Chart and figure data
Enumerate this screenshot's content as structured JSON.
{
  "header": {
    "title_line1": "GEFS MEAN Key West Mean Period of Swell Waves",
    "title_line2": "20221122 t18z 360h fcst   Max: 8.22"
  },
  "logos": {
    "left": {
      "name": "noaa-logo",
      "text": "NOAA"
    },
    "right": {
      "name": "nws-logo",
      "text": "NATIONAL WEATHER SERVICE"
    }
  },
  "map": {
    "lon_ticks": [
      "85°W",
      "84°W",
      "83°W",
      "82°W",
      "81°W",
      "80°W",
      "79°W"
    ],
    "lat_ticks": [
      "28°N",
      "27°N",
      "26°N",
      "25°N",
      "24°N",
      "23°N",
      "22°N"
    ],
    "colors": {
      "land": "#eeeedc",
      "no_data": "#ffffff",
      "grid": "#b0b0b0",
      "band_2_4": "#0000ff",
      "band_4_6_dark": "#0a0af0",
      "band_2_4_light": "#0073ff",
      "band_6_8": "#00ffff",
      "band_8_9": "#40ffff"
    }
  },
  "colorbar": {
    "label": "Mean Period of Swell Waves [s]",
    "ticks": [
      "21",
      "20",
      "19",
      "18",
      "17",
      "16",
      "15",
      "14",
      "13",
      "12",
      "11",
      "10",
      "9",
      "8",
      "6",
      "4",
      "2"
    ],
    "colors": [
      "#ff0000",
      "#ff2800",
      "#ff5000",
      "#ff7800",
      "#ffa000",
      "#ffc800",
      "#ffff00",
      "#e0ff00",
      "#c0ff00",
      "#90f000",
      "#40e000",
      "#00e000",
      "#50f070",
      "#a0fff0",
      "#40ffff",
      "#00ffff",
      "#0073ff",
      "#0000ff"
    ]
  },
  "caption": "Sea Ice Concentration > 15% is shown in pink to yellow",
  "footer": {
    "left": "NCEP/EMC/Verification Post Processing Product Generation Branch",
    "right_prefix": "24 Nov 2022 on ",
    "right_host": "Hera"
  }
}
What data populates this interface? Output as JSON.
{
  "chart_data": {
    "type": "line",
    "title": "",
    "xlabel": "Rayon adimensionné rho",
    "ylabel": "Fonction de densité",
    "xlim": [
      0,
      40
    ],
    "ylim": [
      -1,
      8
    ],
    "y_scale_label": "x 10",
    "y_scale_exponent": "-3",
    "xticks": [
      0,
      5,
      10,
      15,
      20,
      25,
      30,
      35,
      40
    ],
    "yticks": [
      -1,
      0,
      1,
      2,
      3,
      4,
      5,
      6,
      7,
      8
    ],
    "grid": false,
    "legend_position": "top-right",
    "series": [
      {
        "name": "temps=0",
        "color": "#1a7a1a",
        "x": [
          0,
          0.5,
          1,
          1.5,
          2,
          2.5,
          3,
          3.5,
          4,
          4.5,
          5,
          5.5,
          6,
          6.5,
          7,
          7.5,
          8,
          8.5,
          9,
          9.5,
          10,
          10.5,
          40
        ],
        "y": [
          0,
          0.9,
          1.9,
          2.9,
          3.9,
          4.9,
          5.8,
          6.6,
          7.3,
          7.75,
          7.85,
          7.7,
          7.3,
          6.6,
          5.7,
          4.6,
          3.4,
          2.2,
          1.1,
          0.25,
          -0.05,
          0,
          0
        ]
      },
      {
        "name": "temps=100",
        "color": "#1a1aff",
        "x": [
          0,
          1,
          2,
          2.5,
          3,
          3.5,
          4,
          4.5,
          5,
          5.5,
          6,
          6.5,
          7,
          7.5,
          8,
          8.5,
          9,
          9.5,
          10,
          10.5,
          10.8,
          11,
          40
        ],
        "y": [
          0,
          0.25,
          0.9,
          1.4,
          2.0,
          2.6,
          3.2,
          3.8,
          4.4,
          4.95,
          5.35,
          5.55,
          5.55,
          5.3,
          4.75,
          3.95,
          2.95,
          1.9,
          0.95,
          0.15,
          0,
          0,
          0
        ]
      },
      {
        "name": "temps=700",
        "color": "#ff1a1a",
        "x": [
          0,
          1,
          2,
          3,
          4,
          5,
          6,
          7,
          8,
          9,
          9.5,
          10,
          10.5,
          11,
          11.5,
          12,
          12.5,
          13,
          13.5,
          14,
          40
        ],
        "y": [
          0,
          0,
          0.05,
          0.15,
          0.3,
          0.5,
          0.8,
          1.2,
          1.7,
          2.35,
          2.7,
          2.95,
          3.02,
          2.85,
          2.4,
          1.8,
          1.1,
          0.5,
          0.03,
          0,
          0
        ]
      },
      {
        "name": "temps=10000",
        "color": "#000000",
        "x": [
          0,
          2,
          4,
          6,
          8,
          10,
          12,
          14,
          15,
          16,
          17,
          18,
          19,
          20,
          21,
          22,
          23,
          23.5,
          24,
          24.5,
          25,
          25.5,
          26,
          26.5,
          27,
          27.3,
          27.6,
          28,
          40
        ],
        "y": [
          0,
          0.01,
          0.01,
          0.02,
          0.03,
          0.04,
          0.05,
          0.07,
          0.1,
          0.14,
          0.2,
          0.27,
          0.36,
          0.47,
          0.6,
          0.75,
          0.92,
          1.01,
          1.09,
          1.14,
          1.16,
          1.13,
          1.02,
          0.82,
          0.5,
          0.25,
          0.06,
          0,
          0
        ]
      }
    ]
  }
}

_WHAT IS REQUIRED:_ List every line above that contains the word "left".

_WRITTEN SOLUTION:_
    "left": {
    "left": "NCEP/EMC/Verification Post Processing Product Generation Branch",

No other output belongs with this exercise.